Record extracts:
BEGIN

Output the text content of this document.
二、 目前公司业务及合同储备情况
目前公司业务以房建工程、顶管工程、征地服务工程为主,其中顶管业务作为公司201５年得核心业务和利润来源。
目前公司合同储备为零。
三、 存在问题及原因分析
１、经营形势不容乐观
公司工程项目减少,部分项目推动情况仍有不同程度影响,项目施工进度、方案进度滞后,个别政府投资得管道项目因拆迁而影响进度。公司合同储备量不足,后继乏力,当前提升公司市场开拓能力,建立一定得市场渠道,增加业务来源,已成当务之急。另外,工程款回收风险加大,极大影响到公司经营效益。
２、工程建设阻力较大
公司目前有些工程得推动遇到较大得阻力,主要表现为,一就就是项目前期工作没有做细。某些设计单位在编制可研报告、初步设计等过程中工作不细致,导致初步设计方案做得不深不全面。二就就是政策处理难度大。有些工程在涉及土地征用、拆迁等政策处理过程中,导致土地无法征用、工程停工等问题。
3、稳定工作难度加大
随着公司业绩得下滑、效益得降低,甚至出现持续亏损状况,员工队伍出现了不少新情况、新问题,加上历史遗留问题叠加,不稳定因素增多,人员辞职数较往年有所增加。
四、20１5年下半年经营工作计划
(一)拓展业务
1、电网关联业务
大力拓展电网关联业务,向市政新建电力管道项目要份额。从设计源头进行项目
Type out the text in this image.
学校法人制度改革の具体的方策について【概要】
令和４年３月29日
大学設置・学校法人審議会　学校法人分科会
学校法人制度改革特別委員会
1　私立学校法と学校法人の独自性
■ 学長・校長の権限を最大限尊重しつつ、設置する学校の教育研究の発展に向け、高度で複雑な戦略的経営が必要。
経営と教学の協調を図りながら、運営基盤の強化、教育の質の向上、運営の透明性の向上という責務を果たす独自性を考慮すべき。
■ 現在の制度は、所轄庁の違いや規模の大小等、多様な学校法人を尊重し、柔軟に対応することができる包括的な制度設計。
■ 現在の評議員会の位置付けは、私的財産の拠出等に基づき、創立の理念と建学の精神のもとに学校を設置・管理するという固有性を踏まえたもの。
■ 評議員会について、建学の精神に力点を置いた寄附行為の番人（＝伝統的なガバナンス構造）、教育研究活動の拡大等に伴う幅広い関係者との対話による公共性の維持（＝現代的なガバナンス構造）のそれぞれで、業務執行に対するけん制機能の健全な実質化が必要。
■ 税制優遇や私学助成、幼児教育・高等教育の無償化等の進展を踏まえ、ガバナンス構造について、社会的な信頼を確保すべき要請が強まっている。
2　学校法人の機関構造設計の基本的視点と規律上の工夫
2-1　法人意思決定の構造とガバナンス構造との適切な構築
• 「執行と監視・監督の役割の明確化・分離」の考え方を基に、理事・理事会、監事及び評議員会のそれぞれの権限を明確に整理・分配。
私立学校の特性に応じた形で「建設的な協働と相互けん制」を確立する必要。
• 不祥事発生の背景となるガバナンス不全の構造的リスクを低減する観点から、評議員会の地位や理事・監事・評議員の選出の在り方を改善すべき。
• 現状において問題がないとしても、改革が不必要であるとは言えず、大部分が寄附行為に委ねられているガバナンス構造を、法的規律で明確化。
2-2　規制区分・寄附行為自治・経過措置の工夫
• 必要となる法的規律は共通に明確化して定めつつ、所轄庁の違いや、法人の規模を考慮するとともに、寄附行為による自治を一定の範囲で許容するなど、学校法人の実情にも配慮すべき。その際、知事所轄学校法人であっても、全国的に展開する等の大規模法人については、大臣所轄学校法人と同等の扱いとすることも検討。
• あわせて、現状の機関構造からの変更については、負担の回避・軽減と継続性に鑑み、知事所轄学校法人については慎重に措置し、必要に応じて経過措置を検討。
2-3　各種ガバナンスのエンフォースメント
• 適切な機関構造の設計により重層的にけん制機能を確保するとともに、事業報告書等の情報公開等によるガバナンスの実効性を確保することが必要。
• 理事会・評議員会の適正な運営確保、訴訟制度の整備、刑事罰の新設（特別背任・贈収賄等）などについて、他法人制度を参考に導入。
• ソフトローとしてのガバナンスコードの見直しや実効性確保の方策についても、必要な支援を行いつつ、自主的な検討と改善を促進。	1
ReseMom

END

Copy all of the material word for word.

Expected answer:
Output the text content of this document.
二、 目前公司业务及合同储备情况
目前公司业务以房建工程、顶管工程、征地服务工程为主,其中顶管业务作为公司201５年得核心业务和利润来源。
目前公司合同储备为零。
三、 存在问题及原因分析
１、经营形势不容乐观
公司工程项目减少,部分项目推动情况仍有不同程度影响,项目施工进度、方案进度滞后,个别政府投资得管道项目因拆迁而影响进度。公司合同储备量不足,后继乏力,当前提升公司市场开拓能力,建立一定得市场渠道,增加业务来源,已成当务之急。另外,工程款回收风险加大,极大影响到公司经营效益。
２、工程建设阻力较大
公司目前有些工程得推动遇到较大得阻力,主要表现为,一就就是项目前期工作没有做细。某些设计单位在编制可研报告、初步设计等过程中工作不细致,导致初步设计方案做得不深不全面。二就就是政策处理难度大。有些工程在涉及土地征用、拆迁等政策处理过程中,导致土地无法征用、工程停工等问题。
3、稳定工作难度加大
随着公司业绩得下滑、效益得降低,甚至出现持续亏损状况,员工队伍出现了不少新情况、新问题,加上历史遗留问题叠加,不稳定因素增多,人员辞职数较往年有所增加。
四、20１5年下半年经营工作计划
(一)拓展业务
1、电网关联业务
大力拓展电网关联业务,向市政新建电力管道项目要份额。从设计源头进行项目
Type out the text in this image.
学校法人制度改革の具体的方策について【概要】
令和４年３月29日
大学設置・学校法人審議会　学校法人分科会
学校法人制度改革特別委員会
1　私立学校法と学校法人の独自性
■ 学長・校長の権限を最大限尊重しつつ、設置する学校の教育研究の発展に向け、高度で複雑な戦略的経営が必要。
経営と教学の協調を図りながら、運営基盤の強化、教育の質の向上、運営の透明性の向上という責務を果たす独自性を考慮すべき。
■ 現在の制度は、所轄庁の違いや規模の大小等、多様な学校法人を尊重し、柔軟に対応することができる包括的な制度設計。
■ 現在の評議員会の位置付けは、私的財産の拠出等に基づき、創立の理念と建学の精神のもとに学校を設置・管理するという固有性を踏まえたもの。
■ 評議員会について、建学の精神に力点を置いた寄附行為の番人（＝伝統的なガバナンス構造）、教育研究活動の拡大等に伴う幅広い関係者との対話による公共性の維持（＝現代的なガバナンス構造）のそれぞれで、業務執行に対するけん制機能の健全な実質化が必要。
■ 税制優遇や私学助成、幼児教育・高等教育の無償化等の進展を踏まえ、ガバナンス構造について、社会的な信頼を確保すべき要請が強まっている。
2　学校法人の機関構造設計の基本的視点と規律上の工夫
2-1　法人意思決定の構造とガバナンス構造との適切な構築
• 「執行と監視・監督の役割の明確化・分離」の考え方を基に、理事・理事会、監事及び評議員会のそれぞれの権限を明確に整理・分配。
私立学校の特性に応じた形で「建設的な協働と相互けん制」を確立する必要。
• 不祥事発生の背景となるガバナンス不全の構造的リスクを低減する観点から、評議員会の地位や理事・監事・評議員の選出の在り方を改善すべき。
• 現状において問題がないとしても、改革が不必要であるとは言えず、大部分が寄附行為に委ねられているガバナンス構造を、法的規律で明確化。
2-2　規制区分・寄附行為自治・経過措置の工夫
• 必要となる法的規律は共通に明確化して定めつつ、所轄庁の違いや、法人の規模を考慮するとともに、寄附行為による自治を一定の範囲で許容するなど、学校法人の実情にも配慮すべき。その際、知事所轄学校法人であっても、全国的に展開する等の大規模法人については、大臣所轄学校法人と同等の扱いとすることも検討。
• あわせて、現状の機関構造からの変更については、負担の回避・軽減と継続性に鑑み、知事所轄学校法人については慎重に措置し、必要に応じて経過措置を検討。
2-3　各種ガバナンスのエンフォースメント
• 適切な機関構造の設計により重層的にけん制機能を確保するとともに、事業報告書等の情報公開等によるガバナンスの実効性を確保することが必要。
• 理事会・評議員会の適正な運営確保、訴訟制度の整備、刑事罰の新設（特別背任・贈収賄等）などについて、他法人制度を参考に導入。
• ソフトローとしてのガバナンスコードの見直しや実効性確保の方策についても、必要な支援を行いつつ、自主的な検討と改善を促進。	1
ReseMom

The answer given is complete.